== Extrait fourni ==
------------------------------------------------

Par ailleurs, même si nous auditionnons le président du groupe, c’est plutôt sa direction des ressources humaines qui gère ce dossier.

M. Frédéric Roig. Je salue à mon tour la pugnacité et l’engagement de M. Henri Jibrayel. Pour avoir reçu, comme vous, chers collègues, certains de ces agents à ma permanence, je peux aussi témoigner de leur incompréhension et de leur frustration. Ils ressentent d’autant plus vivement l’inégalité dont ils sont victimes que leurs situations familiales et sociales peuvent être très compliquées.

M’étant moi-même rendu compte de la complexité de la question, qui tient aux périodes concernées, à l’âge, aux statuts, aux contentieux engagés par certains, je crois qu’il faut effectivement, passer par la voie législative pour essayer, dès lors que des solutions existent, de régler ce problème. Dans la mesure où des propositions sont formulées de part et d’autre, il ne paraît pas admissible que La Poste ne trouve pas une solution qui règle définitivement le problème.

M. Laurent Furst. Je vous avoue, chers collègues, avoir été un peu surpris des propos génériques tenus sur le groupe La Poste. Face à un marché qui, de même que son métier, a considérablement évolué, le groupe a su s’adapter. Rendons hommage à toutes celles et tous ceux qui, dans l’entreprise, ont fait en sorte que cette évolution soit possible.

Deuxième réflexion, le problème social peut être traité par certaines voies juridiques, je n’ai pas entendu d’analyses qui me permettent de bien appréhender cette problématique.

Troisième réflexion, très politique, il ne me semble pas sérieux d’annoncer ainsi que nous allons tout simplement passer par la voie législative. Qui est actionnaire de la Poste ? Qui nomme le patron de La Poste ? S’il y a une volonté dans la majorité, il n’est pas nécessaire d’adopter une loi. S’il n’y a pas de volonté, eh bien, disons-le clairement. En tout cas, passer par la voie législative me paraît parfaitement ridicule.

M. Christophe Borgel. À mon tour, je salue le travail de M. Henri Jibrayel, pas simplement parce qu’il a été pugnace sur un dossier que nous connaissons tous sur le terrain, mais parce qu’il s’est attaché à chercher une solution, une voie de passage, alors que les différents acteurs se renvoient la balle et que nos rencontres, dans nos permanences, avec les agents concernés nous donnent le sentiment d’une situation inextricable.

Si une solution peut être prise par voie législative, ce que suggérait notre collègue François Pupponi, il faut la prendre. Ce n’est pas là témoigner quelque mépris au groupe La Poste, c’est vouloir régler une situation totalement insupportable et injuste – tous les acteurs le reconnaissent. Il est fréquent, dans notre débat public, que ceux qui appellent à régler un problème s’empressent de critiquer les solutions proposées – nous l’avons encore vu ces derniers jours –, mais, en l’occurrence, il semble bien que nous ayons une solution. Si le Parlement peut régler le problème par voie législative, il s’honorerait de le faire.

------------------------------------------------

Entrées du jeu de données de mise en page
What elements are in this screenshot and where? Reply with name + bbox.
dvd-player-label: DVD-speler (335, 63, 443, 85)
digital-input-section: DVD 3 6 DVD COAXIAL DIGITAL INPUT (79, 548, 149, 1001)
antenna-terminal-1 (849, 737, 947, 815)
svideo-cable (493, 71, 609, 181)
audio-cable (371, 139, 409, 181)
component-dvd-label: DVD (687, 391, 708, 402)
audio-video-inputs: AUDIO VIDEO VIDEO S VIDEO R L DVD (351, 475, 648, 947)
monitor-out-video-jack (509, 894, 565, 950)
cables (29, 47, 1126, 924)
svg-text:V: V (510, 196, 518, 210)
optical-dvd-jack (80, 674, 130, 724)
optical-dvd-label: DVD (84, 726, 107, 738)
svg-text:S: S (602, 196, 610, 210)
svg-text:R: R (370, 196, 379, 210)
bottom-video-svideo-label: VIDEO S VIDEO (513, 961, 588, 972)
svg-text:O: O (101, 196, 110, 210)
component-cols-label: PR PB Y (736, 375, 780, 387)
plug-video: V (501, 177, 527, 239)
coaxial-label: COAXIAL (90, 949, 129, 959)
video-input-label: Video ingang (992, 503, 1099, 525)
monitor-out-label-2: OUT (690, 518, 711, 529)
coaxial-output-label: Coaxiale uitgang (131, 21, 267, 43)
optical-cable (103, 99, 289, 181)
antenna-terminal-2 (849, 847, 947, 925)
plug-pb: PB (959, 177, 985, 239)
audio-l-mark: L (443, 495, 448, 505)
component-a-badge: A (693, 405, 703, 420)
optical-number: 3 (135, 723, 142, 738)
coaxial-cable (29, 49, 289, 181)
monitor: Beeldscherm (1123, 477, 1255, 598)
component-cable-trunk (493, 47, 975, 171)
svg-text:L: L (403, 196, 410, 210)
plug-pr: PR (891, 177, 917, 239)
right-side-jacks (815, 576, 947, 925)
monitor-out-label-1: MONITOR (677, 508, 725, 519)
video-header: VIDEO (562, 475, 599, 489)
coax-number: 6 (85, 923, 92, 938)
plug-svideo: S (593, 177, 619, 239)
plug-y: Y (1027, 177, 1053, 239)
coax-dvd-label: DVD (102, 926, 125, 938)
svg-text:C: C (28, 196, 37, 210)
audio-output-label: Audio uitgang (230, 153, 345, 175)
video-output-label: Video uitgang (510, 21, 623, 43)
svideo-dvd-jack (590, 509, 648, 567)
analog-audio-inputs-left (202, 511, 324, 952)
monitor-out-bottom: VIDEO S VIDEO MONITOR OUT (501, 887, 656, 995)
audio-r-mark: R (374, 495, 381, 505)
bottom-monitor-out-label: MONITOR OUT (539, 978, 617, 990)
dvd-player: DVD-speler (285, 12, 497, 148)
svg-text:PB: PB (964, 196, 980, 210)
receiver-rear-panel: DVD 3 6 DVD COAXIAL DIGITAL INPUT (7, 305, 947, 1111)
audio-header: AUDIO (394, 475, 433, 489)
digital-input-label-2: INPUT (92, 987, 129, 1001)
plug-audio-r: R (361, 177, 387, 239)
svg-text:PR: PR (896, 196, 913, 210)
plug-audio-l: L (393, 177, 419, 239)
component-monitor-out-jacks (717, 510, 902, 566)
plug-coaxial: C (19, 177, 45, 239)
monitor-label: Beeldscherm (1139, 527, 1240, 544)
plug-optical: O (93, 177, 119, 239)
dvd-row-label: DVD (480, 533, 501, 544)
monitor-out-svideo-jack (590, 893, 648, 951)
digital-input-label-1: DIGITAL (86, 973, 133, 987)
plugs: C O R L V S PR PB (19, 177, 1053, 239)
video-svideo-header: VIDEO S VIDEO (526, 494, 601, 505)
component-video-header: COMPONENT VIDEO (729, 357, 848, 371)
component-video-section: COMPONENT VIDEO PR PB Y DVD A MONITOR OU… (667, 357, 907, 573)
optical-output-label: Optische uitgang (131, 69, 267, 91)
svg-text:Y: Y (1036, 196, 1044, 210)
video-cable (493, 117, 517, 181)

------------------------------------------------

== Consignes de l'exercice ==
A: Résumez l'extrait en deux phrases.
B: Répondez à ces questions à partir de l'extrait :
(i) Selon M. Frédéric Roig, à quoi tient la complexité de la question ?
(ii) Quelles deux questions M. Laurent Furst pose-t-il dans sa troisième réflexion ?
(iii) D'après M. Christophe Borgel, quel collègue suggérait de prendre une solution par voie législative ?
Les enregistrements n'ont aucun lien avec l'extrait.

== Les réponses ==
A: Frédéric Roig et Christophe Borgel saluent le travail de M. Henri Jibrayel et jugent qu'il faut passer par la voie législative pour régler la situation des agents concernés, que Christophe Borgel qualifie de totalement insupportable et injuste. Laurent Furst rend au contraire hommage à l'adaptation du groupe La Poste et trouve parfaitement ridicule de passer par la voie législative.

B:
(i) Aux périodes concernées, à l'âge, aux statuts et aux contentieux engagés par certains.
(ii) « Qui est actionnaire de la Poste ? » et « Qui nomme le patron de La Poste ? »
(iii) François Pupponi.